Excerpted records:
**********

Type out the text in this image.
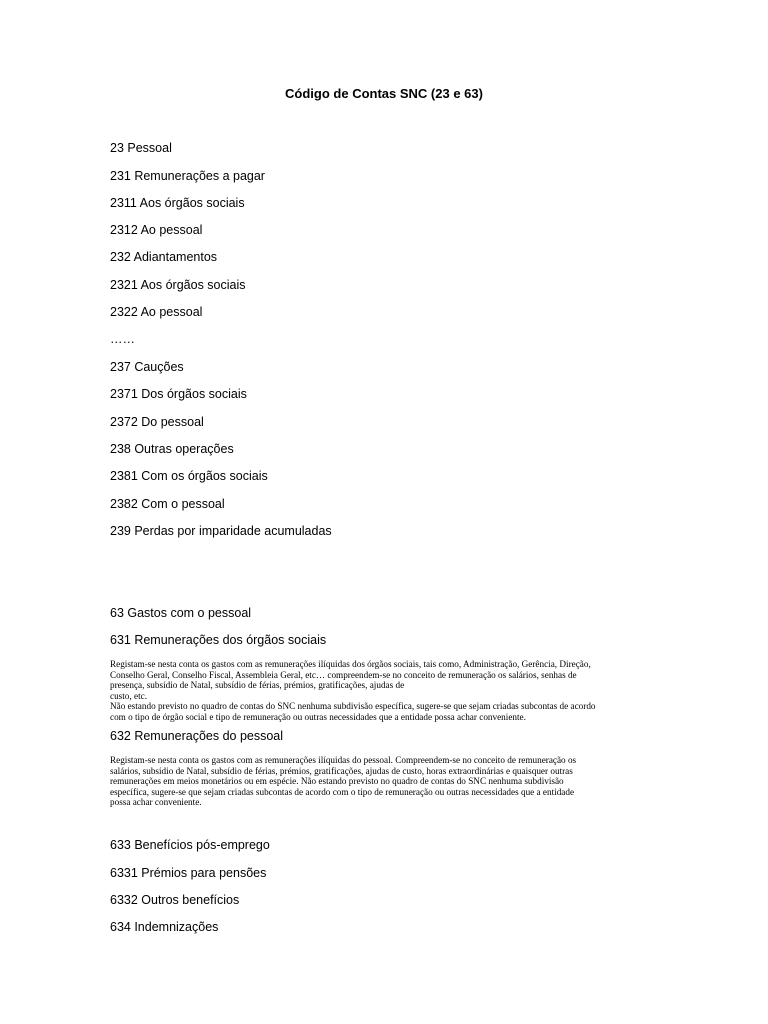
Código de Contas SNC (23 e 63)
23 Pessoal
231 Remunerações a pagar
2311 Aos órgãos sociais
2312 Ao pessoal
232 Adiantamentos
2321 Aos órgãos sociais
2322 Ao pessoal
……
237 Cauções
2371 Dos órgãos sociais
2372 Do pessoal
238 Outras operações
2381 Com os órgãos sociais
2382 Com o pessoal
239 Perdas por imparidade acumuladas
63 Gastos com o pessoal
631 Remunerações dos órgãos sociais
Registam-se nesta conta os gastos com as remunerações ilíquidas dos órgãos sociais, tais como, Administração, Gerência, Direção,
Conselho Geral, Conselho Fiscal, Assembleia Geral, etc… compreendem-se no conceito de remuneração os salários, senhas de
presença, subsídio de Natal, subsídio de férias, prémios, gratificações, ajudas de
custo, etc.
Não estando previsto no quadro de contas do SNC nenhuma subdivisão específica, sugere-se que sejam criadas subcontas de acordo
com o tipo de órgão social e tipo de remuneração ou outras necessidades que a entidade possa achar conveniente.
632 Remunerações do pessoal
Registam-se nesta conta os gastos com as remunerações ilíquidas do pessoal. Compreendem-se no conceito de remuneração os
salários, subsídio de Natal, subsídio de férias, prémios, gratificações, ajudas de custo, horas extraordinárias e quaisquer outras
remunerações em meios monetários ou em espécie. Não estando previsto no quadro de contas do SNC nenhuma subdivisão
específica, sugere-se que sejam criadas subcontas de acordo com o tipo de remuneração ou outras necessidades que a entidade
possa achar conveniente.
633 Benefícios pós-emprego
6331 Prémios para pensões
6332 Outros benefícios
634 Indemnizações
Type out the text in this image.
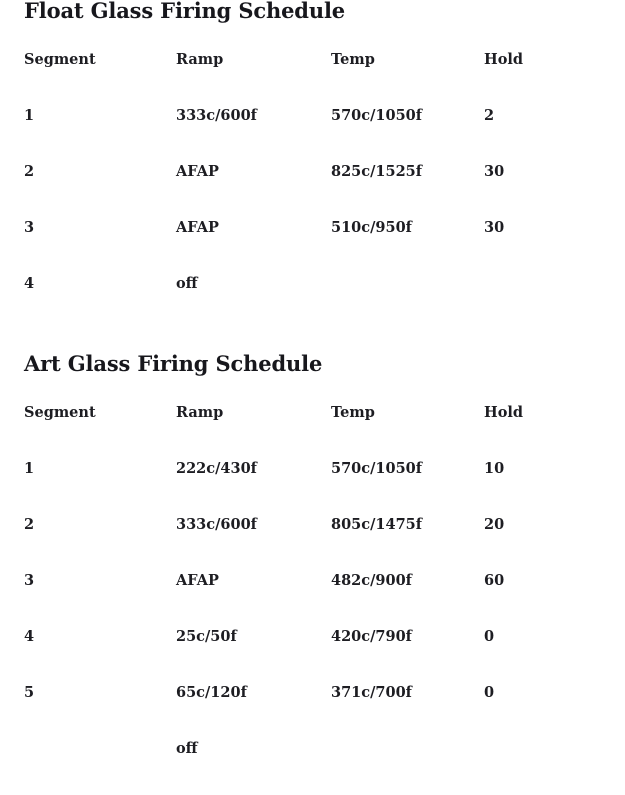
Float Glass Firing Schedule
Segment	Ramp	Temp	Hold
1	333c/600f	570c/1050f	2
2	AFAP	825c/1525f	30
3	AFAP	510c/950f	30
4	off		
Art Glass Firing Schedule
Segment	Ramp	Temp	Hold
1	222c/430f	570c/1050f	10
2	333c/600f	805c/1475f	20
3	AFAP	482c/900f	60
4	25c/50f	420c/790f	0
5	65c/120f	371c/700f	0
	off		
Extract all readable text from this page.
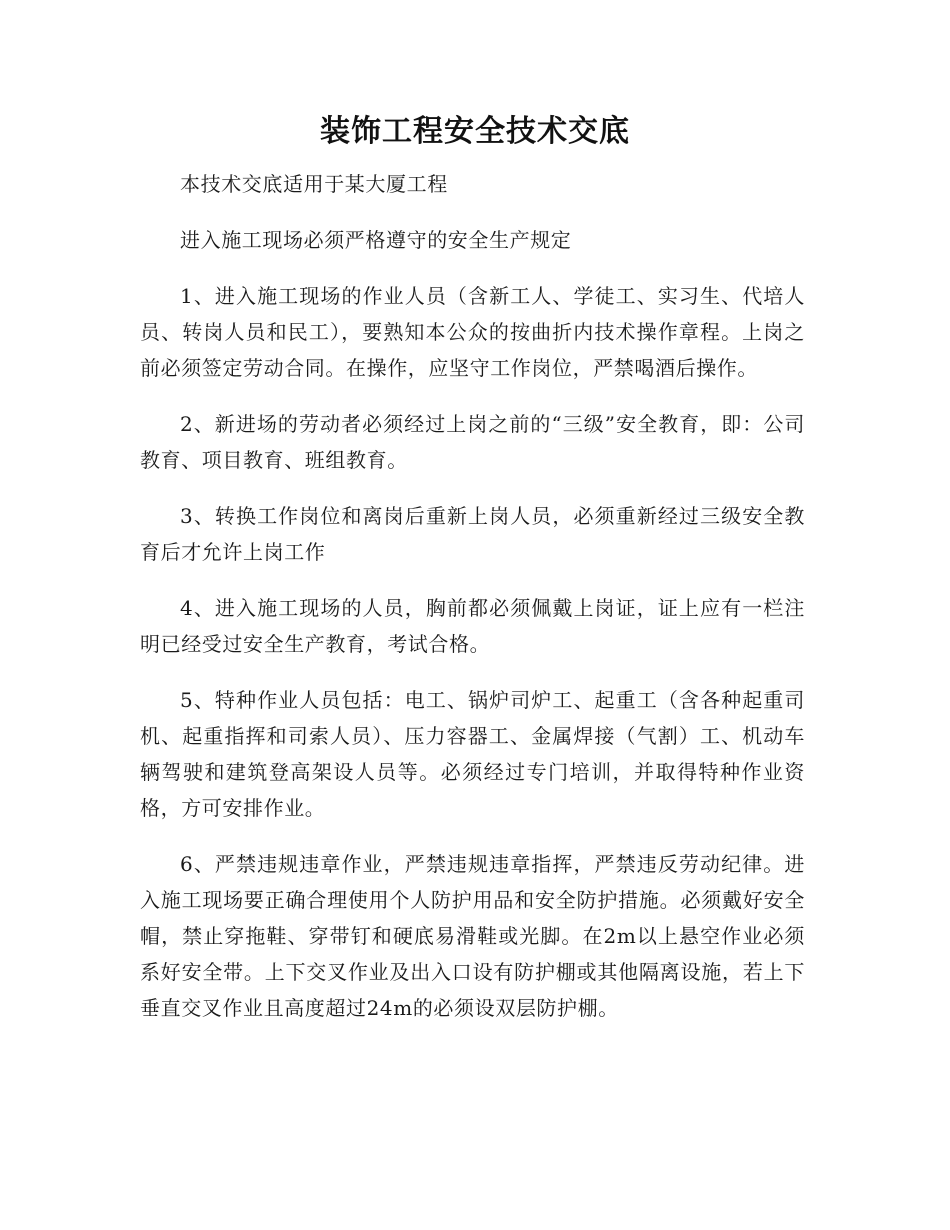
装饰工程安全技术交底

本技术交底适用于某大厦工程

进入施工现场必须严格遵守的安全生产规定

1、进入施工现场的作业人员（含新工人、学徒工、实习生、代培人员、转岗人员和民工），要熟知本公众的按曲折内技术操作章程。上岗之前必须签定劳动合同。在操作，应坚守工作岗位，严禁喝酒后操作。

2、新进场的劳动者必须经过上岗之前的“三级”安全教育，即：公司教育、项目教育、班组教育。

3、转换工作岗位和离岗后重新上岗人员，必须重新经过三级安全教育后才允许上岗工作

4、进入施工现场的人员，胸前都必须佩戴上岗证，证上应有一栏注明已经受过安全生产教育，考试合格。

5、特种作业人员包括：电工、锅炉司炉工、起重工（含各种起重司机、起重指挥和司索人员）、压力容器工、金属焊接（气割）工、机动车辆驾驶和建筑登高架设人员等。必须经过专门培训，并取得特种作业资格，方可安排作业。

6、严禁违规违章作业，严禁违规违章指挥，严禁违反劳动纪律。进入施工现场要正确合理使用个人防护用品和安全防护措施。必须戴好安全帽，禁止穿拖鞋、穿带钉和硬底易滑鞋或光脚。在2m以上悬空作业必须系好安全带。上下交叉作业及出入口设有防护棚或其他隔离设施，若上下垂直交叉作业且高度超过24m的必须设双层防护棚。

**********

Written instruction:
Read the entries and pick out all lines that include the word "subcontas".

Result of the task:
Não estando previsto no quadro de contas do SNC nenhuma subdivisão específica, sugere-se que sejam criadas subcontas de acordo
específica, sugere-se que sejam criadas subcontas de acordo com o tipo de remuneração ou outras necessidades que a entidade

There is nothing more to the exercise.